• Request:
Report each line of the data that includes the word "Window".

• Extracted information:
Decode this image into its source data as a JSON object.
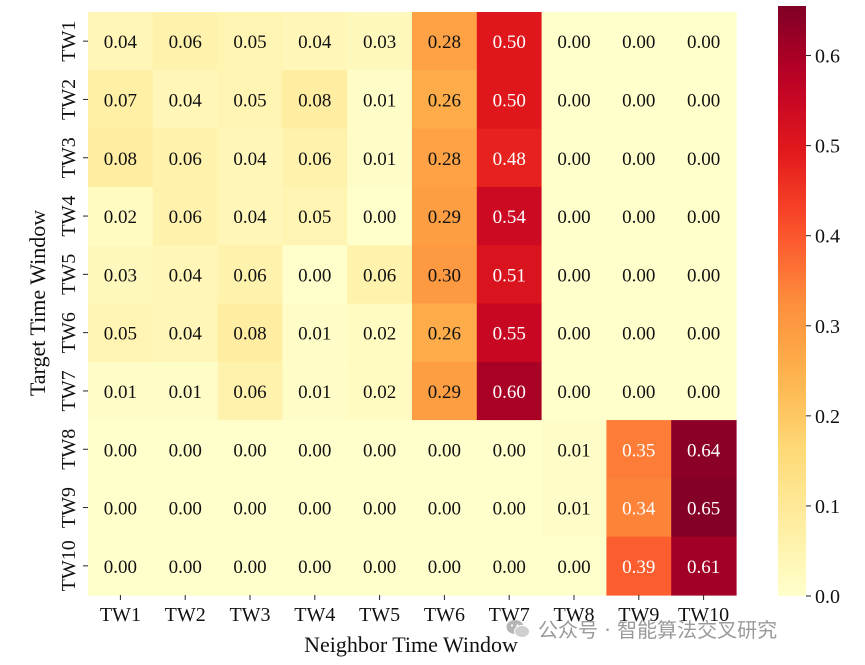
{
  "chart_data": {
    "type": "heatmap",
    "xlabel": "Neighbor Time Window",
    "ylabel": "Target Time Window",
    "x_categories": [
      "TW1",
      "TW2",
      "TW3",
      "TW4",
      "TW5",
      "TW6",
      "TW7",
      "TW8",
      "TW9",
      "TW10"
    ],
    "y_categories": [
      "TW1",
      "TW2",
      "TW3",
      "TW4",
      "TW5",
      "TW6",
      "TW7",
      "TW8",
      "TW9",
      "TW10"
    ],
    "values": [
      [
        0.04,
        0.06,
        0.05,
        0.04,
        0.03,
        0.28,
        0.5,
        0.0,
        0.0,
        0.0
      ],
      [
        0.07,
        0.04,
        0.05,
        0.08,
        0.01,
        0.26,
        0.5,
        0.0,
        0.0,
        0.0
      ],
      [
        0.08,
        0.06,
        0.04,
        0.06,
        0.01,
        0.28,
        0.48,
        0.0,
        0.0,
        0.0
      ],
      [
        0.02,
        0.06,
        0.04,
        0.05,
        0.0,
        0.29,
        0.54,
        0.0,
        0.0,
        0.0
      ],
      [
        0.03,
        0.04,
        0.06,
        0.0,
        0.06,
        0.3,
        0.51,
        0.0,
        0.0,
        0.0
      ],
      [
        0.05,
        0.04,
        0.08,
        0.01,
        0.02,
        0.26,
        0.55,
        0.0,
        0.0,
        0.0
      ],
      [
        0.01,
        0.01,
        0.06,
        0.01,
        0.02,
        0.29,
        0.6,
        0.0,
        0.0,
        0.0
      ],
      [
        0.0,
        0.0,
        0.0,
        0.0,
        0.0,
        0.0,
        0.0,
        0.01,
        0.35,
        0.64
      ],
      [
        0.0,
        0.0,
        0.0,
        0.0,
        0.0,
        0.0,
        0.0,
        0.01,
        0.34,
        0.65
      ],
      [
        0.0,
        0.0,
        0.0,
        0.0,
        0.0,
        0.0,
        0.0,
        0.0,
        0.39,
        0.61
      ]
    ],
    "value_format": "2 decimals",
    "colormap": "YlOrRd",
    "colorbar_ticks": [
      "0.0",
      "0.1",
      "0.2",
      "0.3",
      "0.4",
      "0.5",
      "0.6"
    ],
    "colorbar_range": [
      0,
      0.655
    ]
  },
  "watermark": {
    "text": "公众号 · 智能算法交叉研究",
    "icon": "wechat-icon"
  }
}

• Final result:
    "xlabel": "Neighbor Time Window",
    "ylabel": "Target Time Window",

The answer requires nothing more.